GAYLON CAMPBELL 34:49
We might mention a few of the things that that Bert brought in the trace gas analyzer, that Campbell Scientific has built for quite a while that was a Bert project. He worked, I mean it came from George Thertell, but Bert knew about it and champion that and got it going. The Sonic anemometer, the Campbell Scientific CSAT three that we started out, I have built a little one dimensional Sonic on sabbatical years ago and Campbell Scientific started building that. But they really wanted a better thing. And so they hired Larry Jacobson, who built that CSAT three, but that was all. Bert Tanner, he was the one the force behind the co2 and water vapor analyzer if I remember what all...
ED SWIATEK 35:45
Just the co2 gas analyzer.
GAYLON CAMPBELL 35:48
Yeah. So that that was, again, some of the stuff that Bert pushed through. So some of these tools that are absolutely essential to the AmeriFlux, Veriflux and these huge programs and in China, those all came from Berts push that he put behind getting a set of tools out that could do that job properly. I mean, he was as demanding as his father was in terms of making solid measurements.

§ Provided material:
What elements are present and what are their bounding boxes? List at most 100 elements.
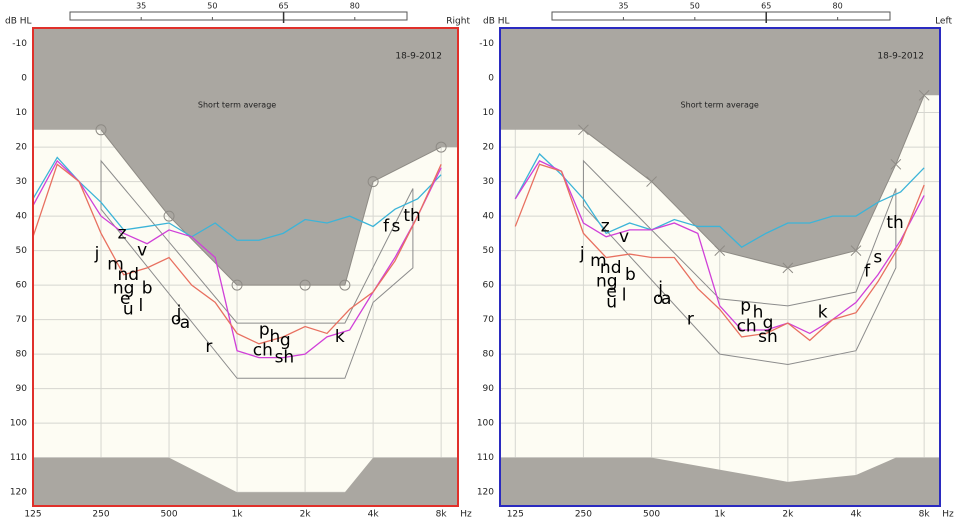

§ Tasks for this exercise:
[1] Which people are named by full name in the interview transcript, counting the speakers?
[2] Write the next part of the interview transcript, picking up right after its final sentence.
The data has no connection to the interview transcript.

§ Answers given:
[1] Gaylon Campbell, Ed Swiatek, George Thertell, Larry Jacobson, Bert Tanner

[2]
ED SWIATEK 36:22
With all of those instruments, they were really to serve as the scientific community. They were not red butter, if I use that term, the sonic anemometer for example, there are already at least two or three other vendors on the market, that the manufacturer of sonic anemometers. But Burt felt that we could build an instrument, do a better job with our design, make it more economical for the community, and integrate it much better with our data loggers. And so like you said, Gaylon, he pushed a champion for that sort of product development. And then that held true with our gas analyzer as well, there was already a company that had a product, but he thought that we could do a better job integrating the gas measurements with the sonic measurements, and then that ultimately, poured out of the products that we have for measuring co2 and water vapor fluxes.
GAYLON CAMPBELL 37:15
So even though he didn't get a PhD, he should have been granted a DSC Dr. Science degree. They do that in England, once you've produced a body of scientific work that's worthy of a PhD or give you the BSC degree, and we should do that in this country too.
ED SWIATEK 37:37
Yeah, no, I agree for what it's worth, Bruce Bugbee. And Larry Hips at Utah State University, champion to award Bert a PhD, posthumously. And they were successful about two years after he passed away.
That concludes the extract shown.